**Given entries**
--------
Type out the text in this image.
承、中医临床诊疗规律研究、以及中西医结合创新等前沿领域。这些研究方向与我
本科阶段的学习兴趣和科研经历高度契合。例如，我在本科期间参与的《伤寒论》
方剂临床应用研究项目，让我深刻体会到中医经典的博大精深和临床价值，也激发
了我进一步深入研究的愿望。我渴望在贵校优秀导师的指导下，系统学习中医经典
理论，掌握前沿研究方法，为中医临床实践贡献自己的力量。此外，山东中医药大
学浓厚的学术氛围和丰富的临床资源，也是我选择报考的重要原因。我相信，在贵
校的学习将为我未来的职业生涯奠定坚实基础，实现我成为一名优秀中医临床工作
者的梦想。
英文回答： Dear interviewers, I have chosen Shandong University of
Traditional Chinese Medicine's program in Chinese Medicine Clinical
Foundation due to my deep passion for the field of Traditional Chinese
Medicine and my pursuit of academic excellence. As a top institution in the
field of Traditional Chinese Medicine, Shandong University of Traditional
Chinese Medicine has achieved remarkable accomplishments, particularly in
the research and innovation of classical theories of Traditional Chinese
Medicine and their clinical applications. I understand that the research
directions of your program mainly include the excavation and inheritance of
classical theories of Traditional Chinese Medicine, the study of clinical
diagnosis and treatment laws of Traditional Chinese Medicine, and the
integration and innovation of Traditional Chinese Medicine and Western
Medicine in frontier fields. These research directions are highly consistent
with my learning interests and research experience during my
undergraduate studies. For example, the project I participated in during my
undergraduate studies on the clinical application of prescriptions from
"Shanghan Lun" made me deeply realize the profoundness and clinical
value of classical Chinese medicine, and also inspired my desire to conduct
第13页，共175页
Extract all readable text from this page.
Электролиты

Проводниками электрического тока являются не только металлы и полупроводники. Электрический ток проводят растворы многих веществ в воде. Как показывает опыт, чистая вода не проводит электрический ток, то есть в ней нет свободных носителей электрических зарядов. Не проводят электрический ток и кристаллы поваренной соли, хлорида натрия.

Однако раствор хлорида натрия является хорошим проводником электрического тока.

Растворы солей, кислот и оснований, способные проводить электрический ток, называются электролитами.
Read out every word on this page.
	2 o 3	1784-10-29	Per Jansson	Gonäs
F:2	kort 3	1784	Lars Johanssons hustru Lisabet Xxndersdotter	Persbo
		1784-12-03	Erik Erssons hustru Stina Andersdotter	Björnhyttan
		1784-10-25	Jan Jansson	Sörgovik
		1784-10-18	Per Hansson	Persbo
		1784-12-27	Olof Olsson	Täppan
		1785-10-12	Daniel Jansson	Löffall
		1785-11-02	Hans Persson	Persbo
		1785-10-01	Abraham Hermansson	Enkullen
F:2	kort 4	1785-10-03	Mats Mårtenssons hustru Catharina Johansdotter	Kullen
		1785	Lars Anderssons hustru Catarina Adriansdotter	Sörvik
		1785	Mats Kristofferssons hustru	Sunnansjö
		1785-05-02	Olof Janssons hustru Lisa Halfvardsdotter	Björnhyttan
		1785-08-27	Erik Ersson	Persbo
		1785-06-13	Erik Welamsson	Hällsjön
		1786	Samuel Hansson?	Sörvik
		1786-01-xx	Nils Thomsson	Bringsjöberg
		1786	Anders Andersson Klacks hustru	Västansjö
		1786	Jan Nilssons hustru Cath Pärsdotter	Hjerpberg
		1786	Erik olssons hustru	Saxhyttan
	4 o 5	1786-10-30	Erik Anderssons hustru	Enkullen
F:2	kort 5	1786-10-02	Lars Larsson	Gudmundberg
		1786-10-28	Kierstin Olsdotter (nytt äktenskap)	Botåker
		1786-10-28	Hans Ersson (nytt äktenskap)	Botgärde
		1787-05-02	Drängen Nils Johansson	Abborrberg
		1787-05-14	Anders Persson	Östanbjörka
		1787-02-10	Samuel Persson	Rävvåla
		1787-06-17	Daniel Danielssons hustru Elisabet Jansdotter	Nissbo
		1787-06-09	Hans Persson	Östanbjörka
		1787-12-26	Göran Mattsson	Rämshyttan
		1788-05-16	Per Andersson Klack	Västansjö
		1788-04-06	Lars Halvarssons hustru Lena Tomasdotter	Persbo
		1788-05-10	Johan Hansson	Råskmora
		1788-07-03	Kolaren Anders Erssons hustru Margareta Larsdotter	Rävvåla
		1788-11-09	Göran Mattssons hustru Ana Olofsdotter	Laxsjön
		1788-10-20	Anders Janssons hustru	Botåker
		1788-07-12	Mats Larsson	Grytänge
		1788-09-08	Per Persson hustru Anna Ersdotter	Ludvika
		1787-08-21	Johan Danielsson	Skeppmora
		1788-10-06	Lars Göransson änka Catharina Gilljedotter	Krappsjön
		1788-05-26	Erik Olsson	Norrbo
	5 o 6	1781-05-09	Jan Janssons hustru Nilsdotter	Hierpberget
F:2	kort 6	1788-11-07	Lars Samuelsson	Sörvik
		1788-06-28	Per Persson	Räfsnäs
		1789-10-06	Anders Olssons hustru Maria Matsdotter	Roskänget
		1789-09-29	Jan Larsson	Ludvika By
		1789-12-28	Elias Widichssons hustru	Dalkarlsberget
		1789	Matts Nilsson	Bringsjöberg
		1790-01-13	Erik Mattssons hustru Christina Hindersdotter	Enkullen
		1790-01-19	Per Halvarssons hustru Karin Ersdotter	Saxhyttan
--------
**Task brief**
From the listing above, copy out each line where the word "Erik" appears.

**The answer**
		1784-12-03	Erik Erssons hustru Stina Andersdotter	Björnhyttan
		1785-08-27	Erik Ersson	Persbo
		1785-06-13	Erik Welamsson	Hällsjön
		1786	Erik olssons hustru	Saxhyttan
	4 o 5	1786-10-30	Erik Anderssons hustru	Enkullen
		1788-05-26	Erik Olsson	Norrbo
		1790-01-13	Erik Mattssons hustru Christina Hindersdotter	Enkullen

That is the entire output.